--- Start ---
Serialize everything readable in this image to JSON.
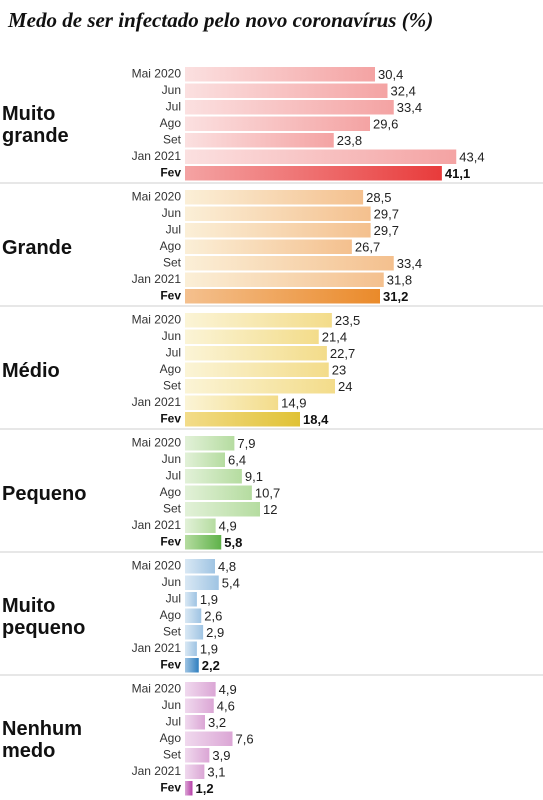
{
  "title": "Medo de ser infectado pelo novo coronavírus (%)",
  "chart_data": {
    "type": "bar",
    "orientation": "horizontal",
    "title": "Medo de ser infectado pelo novo coronavírus (%)",
    "months": [
      "Mai 2020",
      "Jun",
      "Jul",
      "Ago",
      "Set",
      "Jan 2021",
      "Fev"
    ],
    "series": [
      {
        "name": "Muito grande",
        "lines": [
          "Muito",
          "grande"
        ],
        "values": [
          30.4,
          32.4,
          33.4,
          29.6,
          23.8,
          43.4,
          41.1
        ],
        "colors": {
          "light": "#fbe0e0",
          "mid": "#f4a3a3",
          "strong": "#e83b3b"
        }
      },
      {
        "name": "Grande",
        "lines": [
          "Grande"
        ],
        "values": [
          28.5,
          29.7,
          29.7,
          26.7,
          33.4,
          31.8,
          31.2
        ],
        "colors": {
          "light": "#fbefd7",
          "mid": "#f4c08e",
          "strong": "#ea8a2a"
        }
      },
      {
        "name": "Médio",
        "lines": [
          "Médio"
        ],
        "values": [
          23.5,
          21.4,
          22.7,
          23,
          24,
          14.9,
          18.4
        ],
        "colors": {
          "light": "#fbf4d6",
          "mid": "#f3dc8a",
          "strong": "#e0c235"
        }
      },
      {
        "name": "Pequeno",
        "lines": [
          "Pequeno"
        ],
        "values": [
          7.9,
          6.4,
          9.1,
          10.7,
          12,
          4.9,
          5.8
        ],
        "colors": {
          "light": "#e2f1d8",
          "mid": "#b5dca0",
          "strong": "#5fb24a"
        }
      },
      {
        "name": "Muito pequeno",
        "lines": [
          "Muito",
          "pequeno"
        ],
        "values": [
          4.8,
          5.4,
          1.9,
          2.6,
          2.9,
          1.9,
          2.2
        ],
        "colors": {
          "light": "#d9e8f4",
          "mid": "#9fc4e3",
          "strong": "#2f7fbf"
        }
      },
      {
        "name": "Nenhum medo",
        "lines": [
          "Nenhum",
          "medo"
        ],
        "values": [
          4.9,
          4.6,
          3.2,
          7.6,
          3.9,
          3.1,
          1.2
        ],
        "colors": {
          "light": "#f0d9ee",
          "mid": "#dba6d5",
          "strong": "#b63fa8"
        }
      }
    ],
    "xlim": [
      0,
      43.4
    ],
    "grid": false,
    "legend": "none"
  }
}
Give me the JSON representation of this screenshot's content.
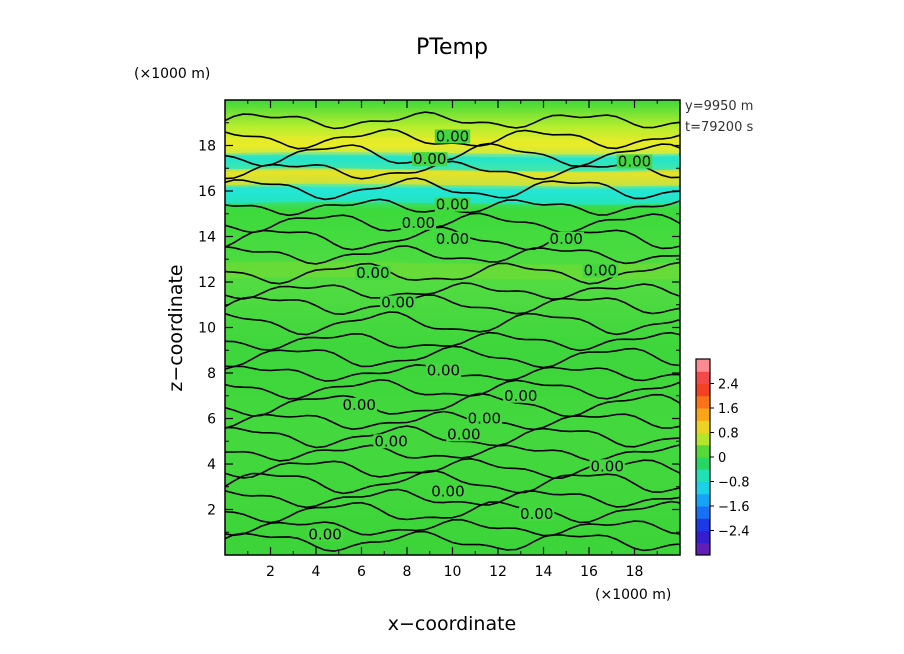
{
  "chart_data": {
    "type": "heatmap",
    "title": "PTemp",
    "xlabel": "x−coordinate",
    "ylabel": "z−coordinate",
    "x_unit": "(×1000 m)",
    "y_unit": "(×1000 m)",
    "xlim": [
      0,
      20
    ],
    "ylim": [
      0,
      20
    ],
    "x_ticks": [
      2,
      4,
      6,
      8,
      10,
      12,
      14,
      16,
      18
    ],
    "y_ticks": [
      2,
      4,
      6,
      8,
      10,
      12,
      14,
      16,
      18
    ],
    "info": [
      "y=9950  m",
      "t=79200 s"
    ],
    "colorbar": {
      "range": [
        -3.2,
        3.2
      ],
      "ticks": [
        {
          "value": 2.4,
          "label": "2.4"
        },
        {
          "value": 1.6,
          "label": "1.6"
        },
        {
          "value": 0.8,
          "label": "0.8"
        },
        {
          "value": 0,
          "label": "0"
        },
        {
          "value": -0.8,
          "label": "−0.8"
        },
        {
          "value": -1.6,
          "label": "−1.6"
        },
        {
          "value": -2.4,
          "label": "−2.4"
        }
      ]
    },
    "contour_level": 0.0,
    "contour_labels": [
      {
        "x": 10.0,
        "z": 18.4,
        "text": "0.00"
      },
      {
        "x": 9.0,
        "z": 17.4,
        "text": "0.00"
      },
      {
        "x": 18.0,
        "z": 17.3,
        "text": "0.00"
      },
      {
        "x": 10.0,
        "z": 15.4,
        "text": "0.00"
      },
      {
        "x": 8.5,
        "z": 14.6,
        "text": "0.00"
      },
      {
        "x": 10.0,
        "z": 13.9,
        "text": "0.00"
      },
      {
        "x": 15.0,
        "z": 13.9,
        "text": "0.00"
      },
      {
        "x": 6.5,
        "z": 12.4,
        "text": "0.00"
      },
      {
        "x": 16.5,
        "z": 12.5,
        "text": "0.00"
      },
      {
        "x": 7.6,
        "z": 11.1,
        "text": "0.00"
      },
      {
        "x": 9.6,
        "z": 8.1,
        "text": "0.00"
      },
      {
        "x": 13.0,
        "z": 7.0,
        "text": "0.00"
      },
      {
        "x": 5.9,
        "z": 6.6,
        "text": "0.00"
      },
      {
        "x": 11.4,
        "z": 6.0,
        "text": "0.00"
      },
      {
        "x": 10.5,
        "z": 5.3,
        "text": "0.00"
      },
      {
        "x": 7.3,
        "z": 5.0,
        "text": "0.00"
      },
      {
        "x": 16.8,
        "z": 3.9,
        "text": "0.00"
      },
      {
        "x": 9.8,
        "z": 2.8,
        "text": "0.00"
      },
      {
        "x": 13.7,
        "z": 1.8,
        "text": "0.00"
      },
      {
        "x": 4.4,
        "z": 0.9,
        "text": "0.00"
      }
    ],
    "field_bands": [
      {
        "z": 18.0,
        "value": 0.8
      },
      {
        "z": 17.2,
        "value": -0.7
      },
      {
        "z": 16.6,
        "value": 0.9
      },
      {
        "z": 15.8,
        "value": -0.8
      },
      {
        "z": 12.5,
        "value": 0.3
      }
    ]
  }
}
--- End ---
Write out again every line above exactly as given; the pictures do not belong in the copy.

Result of this task »
Serialize everything readable in this image to JSON.
{
  "title": "Medo de ser infectado pelo novo coronavírus (%)",
  "chart_data": {
    "type": "bar",
    "orientation": "horizontal",
    "title": "Medo de ser infectado pelo novo coronavírus (%)",
    "months": [
      "Mai 2020",
      "Jun",
      "Jul",
      "Ago",
      "Set",
      "Jan 2021",
      "Fev"
    ],
    "series": [
      {
        "name": "Muito grande",
        "lines": [
          "Muito",
          "grande"
        ],
        "values": [
          30.4,
          32.4,
          33.4,
          29.6,
          23.8,
          43.4,
          41.1
        ],
        "colors": {
          "light": "#fbe0e0",
          "mid": "#f4a3a3",
          "strong": "#e83b3b"
        }
      },
      {
        "name": "Grande",
        "lines": [
          "Grande"
        ],
        "values": [
          28.5,
          29.7,
          29.7,
          26.7,
          33.4,
          31.8,
          31.2
        ],
        "colors": {
          "light": "#fbefd7",
          "mid": "#f4c08e",
          "strong": "#ea8a2a"
        }
      },
      {
        "name": "Médio",
        "lines": [
          "Médio"
        ],
        "values": [
          23.5,
          21.4,
          22.7,
          23,
          24,
          14.9,
          18.4
        ],
        "colors": {
          "light": "#fbf4d6",
          "mid": "#f3dc8a",
          "strong": "#e0c235"
        }
      },
      {
        "name": "Pequeno",
        "lines": [
          "Pequeno"
        ],
        "values": [
          7.9,
          6.4,
          9.1,
          10.7,
          12,
          4.9,
          5.8
        ],
        "colors": {
          "light": "#e2f1d8",
          "mid": "#b5dca0",
          "strong": "#5fb24a"
        }
      },
      {
        "name": "Muito pequeno",
        "lines": [
          "Muito",
          "pequeno"
        ],
        "values": [
          4.8,
          5.4,
          1.9,
          2.6,
          2.9,
          1.9,
          2.2
        ],
        "colors": {
          "light": "#d9e8f4",
          "mid": "#9fc4e3",
          "strong": "#2f7fbf"
        }
      },
      {
        "name": "Nenhum medo",
        "lines": [
          "Nenhum",
          "medo"
        ],
        "values": [
          4.9,
          4.6,
          3.2,
          7.6,
          3.9,
          3.1,
          1.2
        ],
        "colors": {
          "light": "#f0d9ee",
          "mid": "#dba6d5",
          "strong": "#b63fa8"
        }
      }
    ],
    "xlim": [
      0,
      43.4
    ],
    "grid": false,
    "legend": "none"
  }
}
Give me the JSON representation of this screenshot's content.
{
  "chart_data": {
    "type": "heatmap",
    "title": "PTemp",
    "xlabel": "x−coordinate",
    "ylabel": "z−coordinate",
    "x_unit": "(×1000 m)",
    "y_unit": "(×1000 m)",
    "xlim": [
      0,
      20
    ],
    "ylim": [
      0,
      20
    ],
    "x_ticks": [
      2,
      4,
      6,
      8,
      10,
      12,
      14,
      16,
      18
    ],
    "y_ticks": [
      2,
      4,
      6,
      8,
      10,
      12,
      14,
      16,
      18
    ],
    "info": [
      "y=9950  m",
      "t=79200 s"
    ],
    "colorbar": {
      "range": [
        -3.2,
        3.2
      ],
      "ticks": [
        {
          "value": 2.4,
          "label": "2.4"
        },
        {
          "value": 1.6,
          "label": "1.6"
        },
        {
          "value": 0.8,
          "label": "0.8"
        },
        {
          "value": 0,
          "label": "0"
        },
        {
          "value": -0.8,
          "label": "−0.8"
        },
        {
          "value": -1.6,
          "label": "−1.6"
        },
        {
          "value": -2.4,
          "label": "−2.4"
        }
      ]
    },
    "contour_level": 0.0,
    "contour_labels": [
      {
        "x": 10.0,
        "z": 18.4,
        "text": "0.00"
      },
      {
        "x": 9.0,
        "z": 17.4,
        "text": "0.00"
      },
      {
        "x": 18.0,
        "z": 17.3,
        "text": "0.00"
      },
      {
        "x": 10.0,
        "z": 15.4,
        "text": "0.00"
      },
      {
        "x": 8.5,
        "z": 14.6,
        "text": "0.00"
      },
      {
        "x": 10.0,
        "z": 13.9,
        "text": "0.00"
      },
      {
        "x": 15.0,
        "z": 13.9,
        "text": "0.00"
      },
      {
        "x": 6.5,
        "z": 12.4,
        "text": "0.00"
      },
      {
        "x": 16.5,
        "z": 12.5,
        "text": "0.00"
      },
      {
        "x": 7.6,
        "z": 11.1,
        "text": "0.00"
      },
      {
        "x": 9.6,
        "z": 8.1,
        "text": "0.00"
      },
      {
        "x": 13.0,
        "z": 7.0,
        "text": "0.00"
      },
      {
        "x": 5.9,
        "z": 6.6,
        "text": "0.00"
      },
      {
        "x": 11.4,
        "z": 6.0,
        "text": "0.00"
      },
      {
        "x": 10.5,
        "z": 5.3,
        "text": "0.00"
      },
      {
        "x": 7.3,
        "z": 5.0,
        "text": "0.00"
      },
      {
        "x": 16.8,
        "z": 3.9,
        "text": "0.00"
      },
      {
        "x": 9.8,
        "z": 2.8,
        "text": "0.00"
      },
      {
        "x": 13.7,
        "z": 1.8,
        "text": "0.00"
      },
      {
        "x": 4.4,
        "z": 0.9,
        "text": "0.00"
      }
    ],
    "field_bands": [
      {
        "z": 18.0,
        "value": 0.8
      },
      {
        "z": 17.2,
        "value": -0.7
      },
      {
        "z": 16.6,
        "value": 0.9
      },
      {
        "z": 15.8,
        "value": -0.8
      },
      {
        "z": 12.5,
        "value": 0.3
      }
    ]
  }
}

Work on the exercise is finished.